_Task to complete:_
Wherever the word "Start" appears in a line, copy that line.

(Extracts from a graphics dataset)
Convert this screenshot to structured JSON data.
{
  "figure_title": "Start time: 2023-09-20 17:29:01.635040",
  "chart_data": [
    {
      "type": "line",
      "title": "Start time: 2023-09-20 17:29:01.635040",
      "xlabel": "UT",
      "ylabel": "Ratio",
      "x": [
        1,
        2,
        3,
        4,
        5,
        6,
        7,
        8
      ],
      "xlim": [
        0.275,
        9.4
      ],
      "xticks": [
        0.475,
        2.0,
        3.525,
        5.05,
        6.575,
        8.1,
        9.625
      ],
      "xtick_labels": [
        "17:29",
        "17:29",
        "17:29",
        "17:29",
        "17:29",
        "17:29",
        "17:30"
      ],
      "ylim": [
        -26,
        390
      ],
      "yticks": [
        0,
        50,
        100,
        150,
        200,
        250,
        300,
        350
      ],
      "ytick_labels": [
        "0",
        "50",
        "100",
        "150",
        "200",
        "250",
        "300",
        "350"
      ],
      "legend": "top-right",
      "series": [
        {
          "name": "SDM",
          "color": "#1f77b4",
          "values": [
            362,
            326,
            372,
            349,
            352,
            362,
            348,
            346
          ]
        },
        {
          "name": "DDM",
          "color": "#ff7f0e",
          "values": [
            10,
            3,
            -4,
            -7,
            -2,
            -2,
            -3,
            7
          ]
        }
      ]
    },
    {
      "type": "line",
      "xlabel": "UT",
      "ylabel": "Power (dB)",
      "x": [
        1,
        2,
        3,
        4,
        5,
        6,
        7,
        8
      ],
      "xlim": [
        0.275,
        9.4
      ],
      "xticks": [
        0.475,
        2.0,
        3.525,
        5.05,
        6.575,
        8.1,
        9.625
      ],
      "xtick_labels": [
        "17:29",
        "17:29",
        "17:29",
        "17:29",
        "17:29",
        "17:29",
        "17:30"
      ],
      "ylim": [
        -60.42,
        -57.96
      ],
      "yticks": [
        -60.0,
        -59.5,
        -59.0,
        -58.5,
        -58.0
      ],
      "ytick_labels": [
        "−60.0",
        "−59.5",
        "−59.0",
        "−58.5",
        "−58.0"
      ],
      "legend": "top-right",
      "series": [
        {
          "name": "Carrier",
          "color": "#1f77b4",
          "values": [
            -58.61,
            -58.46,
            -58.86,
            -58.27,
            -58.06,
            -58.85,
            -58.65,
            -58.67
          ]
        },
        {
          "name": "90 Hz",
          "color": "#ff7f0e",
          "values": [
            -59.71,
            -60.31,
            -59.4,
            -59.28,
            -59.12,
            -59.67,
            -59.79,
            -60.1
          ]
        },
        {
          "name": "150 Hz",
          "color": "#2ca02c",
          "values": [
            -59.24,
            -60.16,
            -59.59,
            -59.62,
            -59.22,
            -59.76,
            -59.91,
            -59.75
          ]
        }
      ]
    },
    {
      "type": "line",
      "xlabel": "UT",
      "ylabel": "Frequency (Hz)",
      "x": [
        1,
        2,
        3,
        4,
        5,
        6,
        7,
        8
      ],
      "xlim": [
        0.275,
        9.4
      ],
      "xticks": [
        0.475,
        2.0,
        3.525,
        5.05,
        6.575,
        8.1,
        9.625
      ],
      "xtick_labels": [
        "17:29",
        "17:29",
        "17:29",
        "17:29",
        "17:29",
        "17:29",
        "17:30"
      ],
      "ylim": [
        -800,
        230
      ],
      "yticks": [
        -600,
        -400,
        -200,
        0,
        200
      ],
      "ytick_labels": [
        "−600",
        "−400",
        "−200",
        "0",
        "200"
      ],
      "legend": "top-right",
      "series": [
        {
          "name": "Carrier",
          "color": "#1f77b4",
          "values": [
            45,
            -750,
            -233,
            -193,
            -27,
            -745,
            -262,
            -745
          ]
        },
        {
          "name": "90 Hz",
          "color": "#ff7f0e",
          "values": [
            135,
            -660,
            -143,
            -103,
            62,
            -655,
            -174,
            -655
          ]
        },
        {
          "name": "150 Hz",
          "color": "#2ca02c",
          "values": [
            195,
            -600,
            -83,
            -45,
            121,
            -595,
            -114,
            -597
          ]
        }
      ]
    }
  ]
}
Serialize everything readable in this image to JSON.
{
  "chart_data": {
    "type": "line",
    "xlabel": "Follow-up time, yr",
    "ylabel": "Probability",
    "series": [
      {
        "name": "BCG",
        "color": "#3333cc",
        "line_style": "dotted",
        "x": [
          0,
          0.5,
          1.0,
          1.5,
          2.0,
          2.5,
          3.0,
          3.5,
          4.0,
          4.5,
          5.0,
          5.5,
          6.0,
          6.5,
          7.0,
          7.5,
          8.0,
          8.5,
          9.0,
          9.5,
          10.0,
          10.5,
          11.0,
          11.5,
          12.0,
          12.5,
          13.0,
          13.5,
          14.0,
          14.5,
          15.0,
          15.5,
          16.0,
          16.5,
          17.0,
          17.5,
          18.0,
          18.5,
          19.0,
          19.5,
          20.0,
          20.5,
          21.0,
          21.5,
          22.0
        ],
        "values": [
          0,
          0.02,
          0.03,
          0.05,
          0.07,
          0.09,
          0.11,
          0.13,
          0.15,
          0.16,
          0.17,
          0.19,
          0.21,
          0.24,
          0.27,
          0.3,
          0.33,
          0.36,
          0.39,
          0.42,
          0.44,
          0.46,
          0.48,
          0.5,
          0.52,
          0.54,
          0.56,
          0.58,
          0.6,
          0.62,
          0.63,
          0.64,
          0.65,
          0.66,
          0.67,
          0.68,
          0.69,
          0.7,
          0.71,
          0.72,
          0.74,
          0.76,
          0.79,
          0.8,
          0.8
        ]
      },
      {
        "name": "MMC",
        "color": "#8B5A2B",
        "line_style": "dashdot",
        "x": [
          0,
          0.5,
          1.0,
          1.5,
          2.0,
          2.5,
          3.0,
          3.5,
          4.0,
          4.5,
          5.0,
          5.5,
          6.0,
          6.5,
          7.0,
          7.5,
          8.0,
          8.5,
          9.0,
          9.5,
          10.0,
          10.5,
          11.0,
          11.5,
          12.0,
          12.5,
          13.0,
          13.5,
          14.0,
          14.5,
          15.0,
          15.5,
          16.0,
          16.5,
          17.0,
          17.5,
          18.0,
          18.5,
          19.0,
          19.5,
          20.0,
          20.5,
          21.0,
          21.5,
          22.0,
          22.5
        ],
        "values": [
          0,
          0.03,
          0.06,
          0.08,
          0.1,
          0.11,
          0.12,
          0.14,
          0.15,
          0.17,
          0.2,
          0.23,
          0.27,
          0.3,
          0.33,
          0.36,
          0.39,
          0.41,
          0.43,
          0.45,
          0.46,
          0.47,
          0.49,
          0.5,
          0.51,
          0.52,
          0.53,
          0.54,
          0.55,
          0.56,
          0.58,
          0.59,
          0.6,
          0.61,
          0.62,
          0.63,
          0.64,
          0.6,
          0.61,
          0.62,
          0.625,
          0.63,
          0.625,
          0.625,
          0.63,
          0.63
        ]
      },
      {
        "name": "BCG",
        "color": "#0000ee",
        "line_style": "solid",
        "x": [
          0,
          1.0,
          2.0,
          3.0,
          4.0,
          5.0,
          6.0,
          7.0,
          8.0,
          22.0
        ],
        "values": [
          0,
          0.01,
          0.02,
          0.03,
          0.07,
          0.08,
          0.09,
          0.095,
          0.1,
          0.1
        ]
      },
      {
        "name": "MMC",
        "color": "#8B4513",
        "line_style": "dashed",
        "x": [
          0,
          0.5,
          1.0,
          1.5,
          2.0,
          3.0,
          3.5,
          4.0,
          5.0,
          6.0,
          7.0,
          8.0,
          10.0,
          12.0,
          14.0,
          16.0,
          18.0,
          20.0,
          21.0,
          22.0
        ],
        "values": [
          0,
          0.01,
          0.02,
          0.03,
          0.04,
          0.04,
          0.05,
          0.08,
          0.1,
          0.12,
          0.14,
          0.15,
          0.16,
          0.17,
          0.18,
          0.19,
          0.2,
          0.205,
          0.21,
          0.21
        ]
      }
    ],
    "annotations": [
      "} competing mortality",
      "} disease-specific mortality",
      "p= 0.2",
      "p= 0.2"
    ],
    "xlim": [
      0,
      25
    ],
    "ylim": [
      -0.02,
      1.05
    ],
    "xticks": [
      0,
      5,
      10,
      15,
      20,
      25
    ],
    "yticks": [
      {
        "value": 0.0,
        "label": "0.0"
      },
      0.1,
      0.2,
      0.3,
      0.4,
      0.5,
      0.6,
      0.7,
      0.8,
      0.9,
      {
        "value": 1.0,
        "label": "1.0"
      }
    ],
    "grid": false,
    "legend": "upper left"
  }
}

_Problem solution:_
  "figure_title": "Start time: 2023-09-20 17:29:01.635040",
      "title": "Start time: 2023-09-20 17:29:01.635040",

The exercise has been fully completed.